• Task directions
Your task is to restate the data word for word.

# START OF Exercise materials

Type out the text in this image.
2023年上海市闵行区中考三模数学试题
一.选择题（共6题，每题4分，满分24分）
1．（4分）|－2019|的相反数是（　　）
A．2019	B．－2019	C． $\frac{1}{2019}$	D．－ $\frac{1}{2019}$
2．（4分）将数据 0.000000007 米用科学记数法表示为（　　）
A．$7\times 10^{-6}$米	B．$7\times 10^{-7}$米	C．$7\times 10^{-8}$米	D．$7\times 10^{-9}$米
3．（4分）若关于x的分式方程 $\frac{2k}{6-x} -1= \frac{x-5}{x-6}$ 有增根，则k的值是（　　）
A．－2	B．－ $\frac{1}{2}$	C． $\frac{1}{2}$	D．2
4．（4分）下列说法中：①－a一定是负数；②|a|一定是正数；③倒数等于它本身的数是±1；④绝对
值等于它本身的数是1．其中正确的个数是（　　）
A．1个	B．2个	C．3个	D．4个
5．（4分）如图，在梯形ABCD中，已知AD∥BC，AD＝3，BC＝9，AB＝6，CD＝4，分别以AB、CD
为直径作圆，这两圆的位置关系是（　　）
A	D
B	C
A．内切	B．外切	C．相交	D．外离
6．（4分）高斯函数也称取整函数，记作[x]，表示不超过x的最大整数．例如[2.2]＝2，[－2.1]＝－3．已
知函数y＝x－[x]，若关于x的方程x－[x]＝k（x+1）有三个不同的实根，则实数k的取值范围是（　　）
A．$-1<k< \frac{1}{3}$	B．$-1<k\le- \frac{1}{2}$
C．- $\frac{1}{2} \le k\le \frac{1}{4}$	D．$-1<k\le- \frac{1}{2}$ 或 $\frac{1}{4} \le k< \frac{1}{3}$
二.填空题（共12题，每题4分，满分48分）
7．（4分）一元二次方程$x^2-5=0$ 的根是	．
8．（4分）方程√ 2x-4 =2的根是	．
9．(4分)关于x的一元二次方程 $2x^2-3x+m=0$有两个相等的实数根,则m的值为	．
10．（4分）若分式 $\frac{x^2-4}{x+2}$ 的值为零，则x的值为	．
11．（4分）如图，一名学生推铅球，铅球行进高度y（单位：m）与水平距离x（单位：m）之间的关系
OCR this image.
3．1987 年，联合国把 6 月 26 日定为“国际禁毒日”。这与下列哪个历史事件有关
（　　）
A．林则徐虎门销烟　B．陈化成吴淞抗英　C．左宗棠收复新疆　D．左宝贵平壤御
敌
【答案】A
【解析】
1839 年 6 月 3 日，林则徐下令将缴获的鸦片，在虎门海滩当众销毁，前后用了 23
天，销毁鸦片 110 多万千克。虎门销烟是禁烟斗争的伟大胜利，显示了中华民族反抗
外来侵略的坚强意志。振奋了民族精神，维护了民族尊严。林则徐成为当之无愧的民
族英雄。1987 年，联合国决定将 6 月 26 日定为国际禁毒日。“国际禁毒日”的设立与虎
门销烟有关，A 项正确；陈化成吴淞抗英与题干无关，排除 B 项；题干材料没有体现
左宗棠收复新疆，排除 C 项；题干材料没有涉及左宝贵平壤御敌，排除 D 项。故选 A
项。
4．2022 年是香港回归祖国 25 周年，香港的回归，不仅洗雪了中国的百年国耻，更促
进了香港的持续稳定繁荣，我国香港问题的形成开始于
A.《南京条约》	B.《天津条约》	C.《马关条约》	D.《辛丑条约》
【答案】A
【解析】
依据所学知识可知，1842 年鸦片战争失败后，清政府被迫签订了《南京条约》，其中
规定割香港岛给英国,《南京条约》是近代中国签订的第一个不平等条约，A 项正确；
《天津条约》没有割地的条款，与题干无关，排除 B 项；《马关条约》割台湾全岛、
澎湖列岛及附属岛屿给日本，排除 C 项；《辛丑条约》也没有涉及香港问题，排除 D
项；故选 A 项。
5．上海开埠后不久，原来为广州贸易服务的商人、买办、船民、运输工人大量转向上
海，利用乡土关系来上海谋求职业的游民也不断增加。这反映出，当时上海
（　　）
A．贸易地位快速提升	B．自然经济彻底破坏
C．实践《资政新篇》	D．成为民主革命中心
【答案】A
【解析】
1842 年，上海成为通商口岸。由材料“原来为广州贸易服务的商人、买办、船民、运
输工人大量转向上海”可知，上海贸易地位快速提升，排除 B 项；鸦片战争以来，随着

# END OF Exercise materials

• The response
Type out the text in this image.
2023年上海市闵行区中考三模数学试题
一.选择题（共6题，每题4分，满分24分）
1．（4分）|－2019|的相反数是（　　）
A．2019	B．－2019	C． $\frac{1}{2019}$	D．－ $\frac{1}{2019}$
2．（4分）将数据 0.000000007 米用科学记数法表示为（　　）
A．$7\times 10^{-6}$米	B．$7\times 10^{-7}$米	C．$7\times 10^{-8}$米	D．$7\times 10^{-9}$米
3．（4分）若关于x的分式方程 $\frac{2k}{6-x} -1= \frac{x-5}{x-6}$ 有增根，则k的值是（　　）
A．－2	B．－ $\frac{1}{2}$	C． $\frac{1}{2}$	D．2
4．（4分）下列说法中：①－a一定是负数；②|a|一定是正数；③倒数等于它本身的数是±1；④绝对
值等于它本身的数是1．其中正确的个数是（　　）
A．1个	B．2个	C．3个	D．4个
5．（4分）如图，在梯形ABCD中，已知AD∥BC，AD＝3，BC＝9，AB＝6，CD＝4，分别以AB、CD
为直径作圆，这两圆的位置关系是（　　）
A	D
B	C
A．内切	B．外切	C．相交	D．外离
6．（4分）高斯函数也称取整函数，记作[x]，表示不超过x的最大整数．例如[2.2]＝2，[－2.1]＝－3．已
知函数y＝x－[x]，若关于x的方程x－[x]＝k（x+1）有三个不同的实根，则实数k的取值范围是（　　）
A．$-1<k< \frac{1}{3}$	B．$-1<k\le- \frac{1}{2}$
C．- $\frac{1}{2} \le k\le \frac{1}{4}$	D．$-1<k\le- \frac{1}{2}$ 或 $\frac{1}{4} \le k< \frac{1}{3}$
二.填空题（共12题，每题4分，满分48分）
7．（4分）一元二次方程$x^2-5=0$ 的根是	．
8．（4分）方程√ 2x-4 =2的根是	．
9．(4分)关于x的一元二次方程 $2x^2-3x+m=0$有两个相等的实数根,则m的值为	．
10．（4分）若分式 $\frac{x^2-4}{x+2}$ 的值为零，则x的值为	．
11．（4分）如图，一名学生推铅球，铅球行进高度y（单位：m）与水平距离x（单位：m）之间的关系
OCR this image.
3．1987 年，联合国把 6 月 26 日定为“国际禁毒日”。这与下列哪个历史事件有关
（　　）
A．林则徐虎门销烟　B．陈化成吴淞抗英　C．左宗棠收复新疆　D．左宝贵平壤御
敌
【答案】A
【解析】
1839 年 6 月 3 日，林则徐下令将缴获的鸦片，在虎门海滩当众销毁，前后用了 23
天，销毁鸦片 110 多万千克。虎门销烟是禁烟斗争的伟大胜利，显示了中华民族反抗
外来侵略的坚强意志。振奋了民族精神，维护了民族尊严。林则徐成为当之无愧的民
族英雄。1987 年，联合国决定将 6 月 26 日定为国际禁毒日。“国际禁毒日”的设立与虎
门销烟有关，A 项正确；陈化成吴淞抗英与题干无关，排除 B 项；题干材料没有体现
左宗棠收复新疆，排除 C 项；题干材料没有涉及左宝贵平壤御敌，排除 D 项。故选 A
项。
4．2022 年是香港回归祖国 25 周年，香港的回归，不仅洗雪了中国的百年国耻，更促
进了香港的持续稳定繁荣，我国香港问题的形成开始于
A.《南京条约》	B.《天津条约》	C.《马关条约》	D.《辛丑条约》
【答案】A
【解析】
依据所学知识可知，1842 年鸦片战争失败后，清政府被迫签订了《南京条约》，其中
规定割香港岛给英国,《南京条约》是近代中国签订的第一个不平等条约，A 项正确；
《天津条约》没有割地的条款，与题干无关，排除 B 项；《马关条约》割台湾全岛、
澎湖列岛及附属岛屿给日本，排除 C 项；《辛丑条约》也没有涉及香港问题，排除 D
项；故选 A 项。
5．上海开埠后不久，原来为广州贸易服务的商人、买办、船民、运输工人大量转向上
海，利用乡土关系来上海谋求职业的游民也不断增加。这反映出，当时上海
（　　）
A．贸易地位快速提升	B．自然经济彻底破坏
C．实践《资政新篇》	D．成为民主革命中心
【答案】A
【解析】
1842 年，上海成为通商口岸。由材料“原来为广州贸易服务的商人、买办、船民、运
输工人大量转向上海”可知，上海贸易地位快速提升，排除 B 项；鸦片战争以来，随着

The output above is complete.